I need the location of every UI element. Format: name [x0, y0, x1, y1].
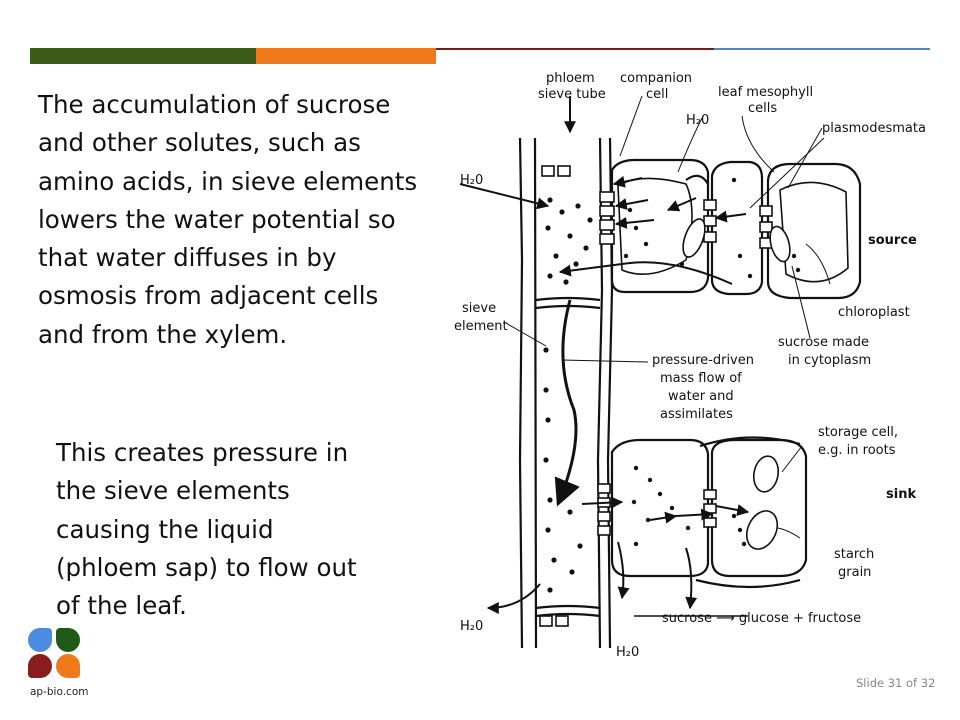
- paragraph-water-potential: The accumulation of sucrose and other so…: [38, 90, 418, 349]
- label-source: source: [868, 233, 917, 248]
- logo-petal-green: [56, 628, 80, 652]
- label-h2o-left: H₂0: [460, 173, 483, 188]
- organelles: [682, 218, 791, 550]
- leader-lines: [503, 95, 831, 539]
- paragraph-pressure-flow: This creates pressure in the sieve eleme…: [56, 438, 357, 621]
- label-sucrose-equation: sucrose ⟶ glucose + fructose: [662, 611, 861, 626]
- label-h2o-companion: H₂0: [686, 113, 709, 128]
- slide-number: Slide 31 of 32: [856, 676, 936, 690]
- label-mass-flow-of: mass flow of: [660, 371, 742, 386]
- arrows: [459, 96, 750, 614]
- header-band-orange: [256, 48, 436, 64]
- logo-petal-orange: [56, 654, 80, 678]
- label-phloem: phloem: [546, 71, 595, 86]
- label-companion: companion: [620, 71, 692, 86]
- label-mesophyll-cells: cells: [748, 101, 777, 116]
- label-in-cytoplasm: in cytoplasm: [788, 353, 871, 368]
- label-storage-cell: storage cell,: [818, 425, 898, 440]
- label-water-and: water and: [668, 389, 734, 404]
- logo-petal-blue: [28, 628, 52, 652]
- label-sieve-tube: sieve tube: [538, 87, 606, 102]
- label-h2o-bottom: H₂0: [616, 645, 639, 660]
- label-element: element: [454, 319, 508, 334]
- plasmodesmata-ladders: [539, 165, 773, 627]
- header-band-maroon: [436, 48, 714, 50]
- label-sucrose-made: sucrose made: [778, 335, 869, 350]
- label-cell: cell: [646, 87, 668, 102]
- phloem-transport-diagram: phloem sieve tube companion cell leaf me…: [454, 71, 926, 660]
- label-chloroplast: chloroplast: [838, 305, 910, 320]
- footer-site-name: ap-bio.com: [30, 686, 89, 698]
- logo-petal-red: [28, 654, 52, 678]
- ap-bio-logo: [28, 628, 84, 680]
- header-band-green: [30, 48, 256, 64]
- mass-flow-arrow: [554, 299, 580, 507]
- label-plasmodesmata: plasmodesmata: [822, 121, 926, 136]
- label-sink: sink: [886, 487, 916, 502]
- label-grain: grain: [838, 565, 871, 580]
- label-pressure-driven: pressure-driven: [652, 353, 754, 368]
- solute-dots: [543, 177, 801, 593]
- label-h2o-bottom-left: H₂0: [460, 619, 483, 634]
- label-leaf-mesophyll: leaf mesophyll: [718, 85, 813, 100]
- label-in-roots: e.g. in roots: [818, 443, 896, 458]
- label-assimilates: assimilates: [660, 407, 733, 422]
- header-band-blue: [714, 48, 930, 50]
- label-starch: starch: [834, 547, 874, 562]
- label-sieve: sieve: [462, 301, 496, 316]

◆ Task: Each entry should be repeated exactly as it appears; the pictures stay out.

◆ Task output:
I need the location of every UI element. Format: name [x0, y0, x1, y1].
- paragraph-water-potential: The accumulation of sucrose and other so…: [38, 90, 418, 349]
- label-source: source: [868, 233, 917, 248]
- logo-petal-green: [56, 628, 80, 652]
- label-h2o-left: H₂0: [460, 173, 483, 188]
- organelles: [682, 218, 791, 550]
- leader-lines: [503, 95, 831, 539]
- paragraph-pressure-flow: This creates pressure in the sieve eleme…: [56, 438, 357, 621]
- label-sucrose-equation: sucrose ⟶ glucose + fructose: [662, 611, 861, 626]
- label-h2o-companion: H₂0: [686, 113, 709, 128]
- slide-number: Slide 31 of 32: [856, 676, 936, 690]
- label-mass-flow-of: mass flow of: [660, 371, 742, 386]
- arrows: [459, 96, 750, 614]
- header-band-orange: [256, 48, 436, 64]
- logo-petal-orange: [56, 654, 80, 678]
- label-phloem: phloem: [546, 71, 595, 86]
- label-companion: companion: [620, 71, 692, 86]
- label-mesophyll-cells: cells: [748, 101, 777, 116]
- label-in-cytoplasm: in cytoplasm: [788, 353, 871, 368]
- label-storage-cell: storage cell,: [818, 425, 898, 440]
- label-water-and: water and: [668, 389, 734, 404]
- logo-petal-blue: [28, 628, 52, 652]
- label-sieve-tube: sieve tube: [538, 87, 606, 102]
- label-h2o-bottom: H₂0: [616, 645, 639, 660]
- label-element: element: [454, 319, 508, 334]
- plasmodesmata-ladders: [539, 165, 773, 627]
- header-band-maroon: [436, 48, 714, 50]
- label-sucrose-made: sucrose made: [778, 335, 869, 350]
- label-cell: cell: [646, 87, 668, 102]
- phloem-transport-diagram: phloem sieve tube companion cell leaf me…: [454, 71, 926, 660]
- label-chloroplast: chloroplast: [838, 305, 910, 320]
- footer-site-name: ap-bio.com: [30, 686, 89, 698]
- logo-petal-red: [28, 654, 52, 678]
- ap-bio-logo: [28, 628, 84, 680]
- header-band-green: [30, 48, 256, 64]
- mass-flow-arrow: [554, 299, 580, 507]
- label-plasmodesmata: plasmodesmata: [822, 121, 926, 136]
- label-sink: sink: [886, 487, 916, 502]
- label-grain: grain: [838, 565, 871, 580]
- label-pressure-driven: pressure-driven: [652, 353, 754, 368]
- solute-dots: [543, 177, 801, 593]
- label-h2o-bottom-left: H₂0: [460, 619, 483, 634]
- label-leaf-mesophyll: leaf mesophyll: [718, 85, 813, 100]
- label-in-roots: e.g. in roots: [818, 443, 896, 458]
- label-assimilates: assimilates: [660, 407, 733, 422]
- header-band-blue: [714, 48, 930, 50]
- label-starch: starch: [834, 547, 874, 562]
- label-sieve: sieve: [462, 301, 496, 316]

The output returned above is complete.